Extracted text:
-=-=-=-=-

Bill Boyarsky
Bio • Email

CGS closing: A blow to political reform *

The closing of the Center for Governmental Studies is another setback to the dying cause of cleaning up elections and taking them out of the hands of big contributors.

Last week, Tracy Westen, CEO of the political reform think tank, and Bob Stern, the president, sent out an e-mail saying “With some sadness, but with considerable pride in our accomplishments, we are closing the Center for Governmental Studies’ offices after 28 years of service in the public interest. The recession has depleted our funding, and we cannot continue to operate CGS in its present form.“

The center, mostly financed by contributions from foundations, brought something new to the political reform movement. In addition to advocating electoral reform, the center dug into the policies that too often are shaped by campaign contributions to elected officials. It proposed major changes to a sick state budgeting system that has been heavily influenced by corporate and labor contributors as well as right wing anti tax forces. It also studied one of the great victims of these forces, California’s education system, and proposed reforms. When I retired from the Times, I was employed as a CGS consultant for two years. I worked with another journalist, Emmett Berg, on a project showing how land developers and their government allies put through land use laws weakening flood and fire protection.

“We were one of the few organizations emphasizing improving government,” Westen told me. “We were trying to fix the process …we tried to figure out what were the best solutions for the public.”

The center was born during the post Watergate era, extending from the mid-‘70s to possibly the early ‘90s. Reformers were heroes then, but as my wife Nancy Boyarsky had predicted in a Los Angeles Times op ed piece in the mid-70s, the big contributors would eventually use their money and influence to figure out ways around them. The fat cats and their sharp lawyers found loopholes in reform laws. They created political campaign committees that operated outside the laws. The U.S. Supreme Court’s Citizens United decision, giving these shadowy committees carte blanche, was a mortal blow to campaign reform. Today, contributors call the shots at every level of government, mocking an intricate web of reform laws.

-=-=-=-=-

Data entries:
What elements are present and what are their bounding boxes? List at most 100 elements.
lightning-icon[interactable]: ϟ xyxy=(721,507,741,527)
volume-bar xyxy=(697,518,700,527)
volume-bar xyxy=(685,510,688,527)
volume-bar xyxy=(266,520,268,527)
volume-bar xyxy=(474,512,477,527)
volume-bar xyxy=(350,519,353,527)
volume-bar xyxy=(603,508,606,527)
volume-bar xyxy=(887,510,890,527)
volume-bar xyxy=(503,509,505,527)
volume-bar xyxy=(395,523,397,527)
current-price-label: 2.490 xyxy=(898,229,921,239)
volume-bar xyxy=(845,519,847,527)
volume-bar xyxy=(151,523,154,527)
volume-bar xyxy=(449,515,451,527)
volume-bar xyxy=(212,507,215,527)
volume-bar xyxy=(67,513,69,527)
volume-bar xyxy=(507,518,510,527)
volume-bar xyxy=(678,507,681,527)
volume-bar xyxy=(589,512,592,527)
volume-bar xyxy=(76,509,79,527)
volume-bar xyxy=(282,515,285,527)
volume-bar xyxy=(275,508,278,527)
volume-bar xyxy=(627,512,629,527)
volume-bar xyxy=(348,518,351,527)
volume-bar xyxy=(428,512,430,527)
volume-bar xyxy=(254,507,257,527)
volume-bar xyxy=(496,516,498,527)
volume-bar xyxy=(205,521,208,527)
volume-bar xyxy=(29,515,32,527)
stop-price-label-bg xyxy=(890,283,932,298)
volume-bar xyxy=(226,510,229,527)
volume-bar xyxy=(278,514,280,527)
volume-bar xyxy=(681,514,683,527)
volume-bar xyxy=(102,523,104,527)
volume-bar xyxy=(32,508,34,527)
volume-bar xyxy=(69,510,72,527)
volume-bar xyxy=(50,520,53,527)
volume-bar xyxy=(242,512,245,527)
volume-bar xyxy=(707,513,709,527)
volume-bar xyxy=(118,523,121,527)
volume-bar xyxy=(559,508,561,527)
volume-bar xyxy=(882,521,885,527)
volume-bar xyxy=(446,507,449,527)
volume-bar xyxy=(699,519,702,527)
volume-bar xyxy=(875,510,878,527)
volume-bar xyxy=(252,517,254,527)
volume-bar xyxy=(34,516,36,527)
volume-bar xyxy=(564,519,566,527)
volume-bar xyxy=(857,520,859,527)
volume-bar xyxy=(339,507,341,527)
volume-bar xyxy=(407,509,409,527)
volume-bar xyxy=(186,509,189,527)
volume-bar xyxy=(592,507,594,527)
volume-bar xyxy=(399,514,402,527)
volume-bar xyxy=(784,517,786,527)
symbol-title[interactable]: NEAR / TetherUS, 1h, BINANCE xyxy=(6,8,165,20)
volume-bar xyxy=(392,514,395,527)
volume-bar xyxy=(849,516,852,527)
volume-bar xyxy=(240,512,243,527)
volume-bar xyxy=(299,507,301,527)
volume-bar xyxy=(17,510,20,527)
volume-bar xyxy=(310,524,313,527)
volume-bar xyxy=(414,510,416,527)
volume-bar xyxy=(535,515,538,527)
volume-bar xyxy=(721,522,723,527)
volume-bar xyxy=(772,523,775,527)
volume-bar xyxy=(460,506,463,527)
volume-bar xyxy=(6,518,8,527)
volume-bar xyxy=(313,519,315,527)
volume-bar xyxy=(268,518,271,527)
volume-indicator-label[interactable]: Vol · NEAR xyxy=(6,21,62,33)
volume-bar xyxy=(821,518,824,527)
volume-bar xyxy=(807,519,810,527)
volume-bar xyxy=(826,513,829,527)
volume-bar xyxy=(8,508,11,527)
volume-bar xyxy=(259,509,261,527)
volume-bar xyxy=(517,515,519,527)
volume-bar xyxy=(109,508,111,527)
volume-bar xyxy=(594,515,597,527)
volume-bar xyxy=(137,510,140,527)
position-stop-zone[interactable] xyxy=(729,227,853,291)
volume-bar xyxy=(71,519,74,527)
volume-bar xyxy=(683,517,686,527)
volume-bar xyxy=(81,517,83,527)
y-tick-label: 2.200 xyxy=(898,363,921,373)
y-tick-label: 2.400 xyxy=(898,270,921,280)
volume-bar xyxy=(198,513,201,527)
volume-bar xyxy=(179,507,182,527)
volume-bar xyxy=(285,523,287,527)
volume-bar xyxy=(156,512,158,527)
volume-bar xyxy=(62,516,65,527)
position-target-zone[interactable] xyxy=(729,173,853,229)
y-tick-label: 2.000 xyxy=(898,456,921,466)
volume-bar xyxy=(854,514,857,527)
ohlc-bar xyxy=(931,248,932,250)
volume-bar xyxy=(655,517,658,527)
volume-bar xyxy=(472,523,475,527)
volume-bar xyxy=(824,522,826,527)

-=-=-=-=-

Stated problem:
Reproduce the column above on the closing of the Center for Governmental Studies in full, word for word, from the first line to the last.

The response:
Bill Boyarsky
Bio • Email

CGS closing: A blow to political reform *

The closing of the Center for Governmental Studies is another setback to the dying cause of cleaning up elections and taking them out of the hands of big contributors.

Last week, Tracy Westen, CEO of the political reform think tank, and Bob Stern, the president, sent out an e-mail saying “With some sadness, but with considerable pride in our accomplishments, we are closing the Center for Governmental Studies’ offices after 28 years of service in the public interest. The recession has depleted our funding, and we cannot continue to operate CGS in its present form.“

The center, mostly financed by contributions from foundations, brought something new to the political reform movement. In addition to advocating electoral reform, the center dug into the policies that too often are shaped by campaign contributions to elected officials. It proposed major changes to a sick state budgeting system that has been heavily influenced by corporate and labor contributors as well as right wing anti tax forces. It also studied one of the great victims of these forces, California’s education system, and proposed reforms. When I retired from the Times, I was employed as a CGS consultant for two years. I worked with another journalist, Emmett Berg, on a project showing how land developers and their government allies put through land use laws weakening flood and fire protection.

“We were one of the few organizations emphasizing improving government,” Westen told me. “We were trying to fix the process …we tried to figure out what were the best solutions for the public.”

The center was born during the post Watergate era, extending from the mid-‘70s to possibly the early ‘90s. Reformers were heroes then, but as my wife Nancy Boyarsky had predicted in a Los Angeles Times op ed piece in the mid-70s, the big contributors would eventually use their money and influence to figure out ways around them. The fat cats and their sharp lawyers found loopholes in reform laws. They created political campaign committees that operated outside the laws. The U.S. Supreme Court’s Citizens United decision, giving these shadowy committees carte blanche, was a mortal blow to campaign reform. Today, contributors call the shots at every level of government, mocking an intricate web of reform laws.